Work to be completed | Give the data below again, word for word.

Input rows |
· · · · ·
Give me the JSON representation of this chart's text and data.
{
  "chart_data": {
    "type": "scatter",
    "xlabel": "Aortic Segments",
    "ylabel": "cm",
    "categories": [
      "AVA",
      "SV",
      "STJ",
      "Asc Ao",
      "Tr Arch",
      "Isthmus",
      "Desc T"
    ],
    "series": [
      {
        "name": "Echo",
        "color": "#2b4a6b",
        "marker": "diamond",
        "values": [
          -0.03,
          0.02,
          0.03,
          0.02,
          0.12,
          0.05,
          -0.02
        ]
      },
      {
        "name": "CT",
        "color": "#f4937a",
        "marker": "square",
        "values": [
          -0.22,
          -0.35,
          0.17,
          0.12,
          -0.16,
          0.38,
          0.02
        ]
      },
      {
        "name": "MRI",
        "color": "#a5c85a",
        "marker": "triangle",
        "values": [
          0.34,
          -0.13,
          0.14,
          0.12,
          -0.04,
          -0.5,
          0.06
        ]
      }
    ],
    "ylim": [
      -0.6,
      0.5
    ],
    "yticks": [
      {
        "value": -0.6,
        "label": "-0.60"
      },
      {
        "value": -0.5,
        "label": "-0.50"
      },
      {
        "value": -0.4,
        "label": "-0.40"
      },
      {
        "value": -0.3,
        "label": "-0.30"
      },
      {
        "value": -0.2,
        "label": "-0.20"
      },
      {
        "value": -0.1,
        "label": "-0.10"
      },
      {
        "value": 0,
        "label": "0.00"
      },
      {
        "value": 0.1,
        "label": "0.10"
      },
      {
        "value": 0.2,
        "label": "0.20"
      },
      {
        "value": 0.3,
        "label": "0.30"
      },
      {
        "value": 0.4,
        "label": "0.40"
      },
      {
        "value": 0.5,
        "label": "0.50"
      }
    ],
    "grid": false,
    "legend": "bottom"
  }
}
· · · · ·
Answer below |
Give me the JSON representation of this chart's text and data.
{
  "chart_data": {
    "type": "scatter",
    "xlabel": "Aortic Segments",
    "ylabel": "cm",
    "categories": [
      "AVA",
      "SV",
      "STJ",
      "Asc Ao",
      "Tr Arch",
      "Isthmus",
      "Desc T"
    ],
    "series": [
      {
        "name": "Echo",
        "color": "#2b4a6b",
        "marker": "diamond",
        "values": [
          -0.03,
          0.02,
          0.03,
          0.02,
          0.12,
          0.05,
          -0.02
        ]
      },
      {
        "name": "CT",
        "color": "#f4937a",
        "marker": "square",
        "values": [
          -0.22,
          -0.35,
          0.17,
          0.12,
          -0.16,
          0.38,
          0.02
        ]
      },
      {
        "name": "MRI",
        "color": "#a5c85a",
        "marker": "triangle",
        "values": [
          0.34,
          -0.13,
          0.14,
          0.12,
          -0.04,
          -0.5,
          0.06
        ]
      }
    ],
    "ylim": [
      -0.6,
      0.5
    ],
    "yticks": [
      {
        "value": -0.6,
        "label": "-0.60"
      },
      {
        "value": -0.5,
        "label": "-0.50"
      },
      {
        "value": -0.4,
        "label": "-0.40"
      },
      {
        "value": -0.3,
        "label": "-0.30"
      },
      {
        "value": -0.2,
        "label": "-0.20"
      },
      {
        "value": -0.1,
        "label": "-0.10"
      },
      {
        "value": 0,
        "label": "0.00"
      },
      {
        "value": 0.1,
        "label": "0.10"
      },
      {
        "value": 0.2,
        "label": "0.20"
      },
      {
        "value": 0.3,
        "label": "0.30"
      },
      {
        "value": 0.4,
        "label": "0.40"
      },
      {
        "value": 0.5,
        "label": "0.50"
      }
    ],
    "grid": false,
    "legend": "bottom"
  }
}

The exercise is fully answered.